**DATA FOR THIS TASK:**
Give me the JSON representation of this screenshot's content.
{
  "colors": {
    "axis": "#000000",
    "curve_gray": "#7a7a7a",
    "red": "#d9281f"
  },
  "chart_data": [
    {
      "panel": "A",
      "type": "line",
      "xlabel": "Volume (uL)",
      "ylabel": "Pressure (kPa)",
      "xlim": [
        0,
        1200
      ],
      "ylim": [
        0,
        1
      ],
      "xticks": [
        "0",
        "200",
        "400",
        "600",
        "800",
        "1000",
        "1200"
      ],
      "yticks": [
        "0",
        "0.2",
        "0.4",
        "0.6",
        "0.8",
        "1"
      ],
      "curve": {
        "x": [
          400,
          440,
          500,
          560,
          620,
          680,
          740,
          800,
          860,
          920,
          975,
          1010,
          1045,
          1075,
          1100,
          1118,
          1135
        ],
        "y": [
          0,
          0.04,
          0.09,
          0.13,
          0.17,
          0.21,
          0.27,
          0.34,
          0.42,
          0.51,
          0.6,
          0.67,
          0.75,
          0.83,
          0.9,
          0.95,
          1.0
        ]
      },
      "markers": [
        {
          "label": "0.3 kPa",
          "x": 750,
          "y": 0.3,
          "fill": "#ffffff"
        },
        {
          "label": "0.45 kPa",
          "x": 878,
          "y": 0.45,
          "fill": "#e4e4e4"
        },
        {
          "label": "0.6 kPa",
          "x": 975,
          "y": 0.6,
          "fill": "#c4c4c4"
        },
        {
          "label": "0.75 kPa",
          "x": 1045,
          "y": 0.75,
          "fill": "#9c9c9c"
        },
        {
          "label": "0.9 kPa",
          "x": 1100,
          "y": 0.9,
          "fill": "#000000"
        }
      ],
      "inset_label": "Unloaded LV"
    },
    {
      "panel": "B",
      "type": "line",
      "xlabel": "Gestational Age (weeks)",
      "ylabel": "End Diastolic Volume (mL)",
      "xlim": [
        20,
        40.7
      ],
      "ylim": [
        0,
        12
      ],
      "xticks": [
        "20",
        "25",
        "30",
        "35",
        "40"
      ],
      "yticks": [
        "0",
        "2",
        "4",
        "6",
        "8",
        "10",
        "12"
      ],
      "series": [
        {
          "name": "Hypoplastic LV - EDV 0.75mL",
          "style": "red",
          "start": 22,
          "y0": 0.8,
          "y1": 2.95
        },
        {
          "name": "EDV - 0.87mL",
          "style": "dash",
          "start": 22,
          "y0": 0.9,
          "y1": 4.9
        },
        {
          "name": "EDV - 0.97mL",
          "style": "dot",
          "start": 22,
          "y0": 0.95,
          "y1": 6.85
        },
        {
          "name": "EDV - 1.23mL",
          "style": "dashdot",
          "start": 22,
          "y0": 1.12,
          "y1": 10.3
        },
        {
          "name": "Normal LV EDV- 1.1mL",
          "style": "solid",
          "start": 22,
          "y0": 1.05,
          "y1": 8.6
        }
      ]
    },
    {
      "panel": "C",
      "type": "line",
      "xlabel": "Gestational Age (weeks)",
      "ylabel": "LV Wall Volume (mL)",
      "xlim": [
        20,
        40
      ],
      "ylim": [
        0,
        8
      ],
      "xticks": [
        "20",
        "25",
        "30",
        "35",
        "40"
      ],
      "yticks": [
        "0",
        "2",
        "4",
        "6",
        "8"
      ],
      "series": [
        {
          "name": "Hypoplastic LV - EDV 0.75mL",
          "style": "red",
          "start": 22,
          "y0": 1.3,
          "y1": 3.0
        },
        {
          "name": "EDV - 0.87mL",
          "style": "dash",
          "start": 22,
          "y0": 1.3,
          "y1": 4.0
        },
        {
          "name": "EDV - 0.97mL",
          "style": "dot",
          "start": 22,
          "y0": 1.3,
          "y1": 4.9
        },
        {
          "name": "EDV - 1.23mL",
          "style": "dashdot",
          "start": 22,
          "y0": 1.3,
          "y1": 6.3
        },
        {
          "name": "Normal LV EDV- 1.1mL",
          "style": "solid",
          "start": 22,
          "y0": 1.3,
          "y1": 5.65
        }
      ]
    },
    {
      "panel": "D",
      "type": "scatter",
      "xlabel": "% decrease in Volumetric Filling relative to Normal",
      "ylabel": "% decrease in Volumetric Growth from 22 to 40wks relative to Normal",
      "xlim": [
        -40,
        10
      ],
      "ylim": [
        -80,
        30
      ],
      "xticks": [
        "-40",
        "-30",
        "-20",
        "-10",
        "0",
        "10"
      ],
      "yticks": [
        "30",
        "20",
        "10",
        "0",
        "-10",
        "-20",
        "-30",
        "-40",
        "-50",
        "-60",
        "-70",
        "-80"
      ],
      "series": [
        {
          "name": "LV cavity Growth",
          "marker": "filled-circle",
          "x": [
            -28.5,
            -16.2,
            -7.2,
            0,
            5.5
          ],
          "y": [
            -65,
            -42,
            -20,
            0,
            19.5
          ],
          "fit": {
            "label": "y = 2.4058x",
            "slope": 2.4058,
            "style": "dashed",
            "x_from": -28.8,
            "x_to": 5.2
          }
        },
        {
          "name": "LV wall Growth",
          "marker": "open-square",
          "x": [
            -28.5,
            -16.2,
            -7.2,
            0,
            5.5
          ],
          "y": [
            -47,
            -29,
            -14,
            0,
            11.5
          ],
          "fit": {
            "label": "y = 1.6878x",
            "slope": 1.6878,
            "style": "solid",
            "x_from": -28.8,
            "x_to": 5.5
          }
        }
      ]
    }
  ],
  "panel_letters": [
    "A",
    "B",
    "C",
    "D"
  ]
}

**SHORT TASK:**
Transcribe each entry precisely, missing none.

**FINISHED TASK:**
Give me the JSON representation of this screenshot's content.
{
  "colors": {
    "axis": "#000000",
    "curve_gray": "#7a7a7a",
    "red": "#d9281f"
  },
  "chart_data": [
    {
      "panel": "A",
      "type": "line",
      "xlabel": "Volume (uL)",
      "ylabel": "Pressure (kPa)",
      "xlim": [
        0,
        1200
      ],
      "ylim": [
        0,
        1
      ],
      "xticks": [
        "0",
        "200",
        "400",
        "600",
        "800",
        "1000",
        "1200"
      ],
      "yticks": [
        "0",
        "0.2",
        "0.4",
        "0.6",
        "0.8",
        "1"
      ],
      "curve": {
        "x": [
          400,
          440,
          500,
          560,
          620,
          680,
          740,
          800,
          860,
          920,
          975,
          1010,
          1045,
          1075,
          1100,
          1118,
          1135
        ],
        "y": [
          0,
          0.04,
          0.09,
          0.13,
          0.17,
          0.21,
          0.27,
          0.34,
          0.42,
          0.51,
          0.6,
          0.67,
          0.75,
          0.83,
          0.9,
          0.95,
          1.0
        ]
      },
      "markers": [
        {
          "label": "0.3 kPa",
          "x": 750,
          "y": 0.3,
          "fill": "#ffffff"
        },
        {
          "label": "0.45 kPa",
          "x": 878,
          "y": 0.45,
          "fill": "#e4e4e4"
        },
        {
          "label": "0.6 kPa",
          "x": 975,
          "y": 0.6,
          "fill": "#c4c4c4"
        },
        {
          "label": "0.75 kPa",
          "x": 1045,
          "y": 0.75,
          "fill": "#9c9c9c"
        },
        {
          "label": "0.9 kPa",
          "x": 1100,
          "y": 0.9,
          "fill": "#000000"
        }
      ],
      "inset_label": "Unloaded LV"
    },
    {
      "panel": "B",
      "type": "line",
      "xlabel": "Gestational Age (weeks)",
      "ylabel": "End Diastolic Volume (mL)",
      "xlim": [
        20,
        40.7
      ],
      "ylim": [
        0,
        12
      ],
      "xticks": [
        "20",
        "25",
        "30",
        "35",
        "40"
      ],
      "yticks": [
        "0",
        "2",
        "4",
        "6",
        "8",
        "10",
        "12"
      ],
      "series": [
        {
          "name": "Hypoplastic LV - EDV 0.75mL",
          "style": "red",
          "start": 22,
          "y0": 0.8,
          "y1": 2.95
        },
        {
          "name": "EDV - 0.87mL",
          "style": "dash",
          "start": 22,
          "y0": 0.9,
          "y1": 4.9
        },
        {
          "name": "EDV - 0.97mL",
          "style": "dot",
          "start": 22,
          "y0": 0.95,
          "y1": 6.85
        },
        {
          "name": "EDV - 1.23mL",
          "style": "dashdot",
          "start": 22,
          "y0": 1.12,
          "y1": 10.3
        },
        {
          "name": "Normal LV EDV- 1.1mL",
          "style": "solid",
          "start": 22,
          "y0": 1.05,
          "y1": 8.6
        }
      ]
    },
    {
      "panel": "C",
      "type": "line",
      "xlabel": "Gestational Age (weeks)",
      "ylabel": "LV Wall Volume (mL)",
      "xlim": [
        20,
        40
      ],
      "ylim": [
        0,
        8
      ],
      "xticks": [
        "20",
        "25",
        "30",
        "35",
        "40"
      ],
      "yticks": [
        "0",
        "2",
        "4",
        "6",
        "8"
      ],
      "series": [
        {
          "name": "Hypoplastic LV - EDV 0.75mL",
          "style": "red",
          "start": 22,
          "y0": 1.3,
          "y1": 3.0
        },
        {
          "name": "EDV - 0.87mL",
          "style": "dash",
          "start": 22,
          "y0": 1.3,
          "y1": 4.0
        },
        {
          "name": "EDV - 0.97mL",
          "style": "dot",
          "start": 22,
          "y0": 1.3,
          "y1": 4.9
        },
        {
          "name": "EDV - 1.23mL",
          "style": "dashdot",
          "start": 22,
          "y0": 1.3,
          "y1": 6.3
        },
        {
          "name": "Normal LV EDV- 1.1mL",
          "style": "solid",
          "start": 22,
          "y0": 1.3,
          "y1": 5.65
        }
      ]
    },
    {
      "panel": "D",
      "type": "scatter",
      "xlabel": "% decrease in Volumetric Filling relative to Normal",
      "ylabel": "% decrease in Volumetric Growth from 22 to 40wks relative to Normal",
      "xlim": [
        -40,
        10
      ],
      "ylim": [
        -80,
        30
      ],
      "xticks": [
        "-40",
        "-30",
        "-20",
        "-10",
        "0",
        "10"
      ],
      "yticks": [
        "30",
        "20",
        "10",
        "0",
        "-10",
        "-20",
        "-30",
        "-40",
        "-50",
        "-60",
        "-70",
        "-80"
      ],
      "series": [
        {
          "name": "LV cavity Growth",
          "marker": "filled-circle",
          "x": [
            -28.5,
            -16.2,
            -7.2,
            0,
            5.5
          ],
          "y": [
            -65,
            -42,
            -20,
            0,
            19.5
          ],
          "fit": {
            "label": "y = 2.4058x",
            "slope": 2.4058,
            "style": "dashed",
            "x_from": -28.8,
            "x_to": 5.2
          }
        },
        {
          "name": "LV wall Growth",
          "marker": "open-square",
          "x": [
            -28.5,
            -16.2,
            -7.2,
            0,
            5.5
          ],
          "y": [
            -47,
            -29,
            -14,
            0,
            11.5
          ],
          "fit": {
            "label": "y = 1.6878x",
            "slope": 1.6878,
            "style": "solid",
            "x_from": -28.8,
            "x_to": 5.5
          }
        }
      ]
    }
  ],
  "panel_letters": [
    "A",
    "B",
    "C",
    "D"
  ]
}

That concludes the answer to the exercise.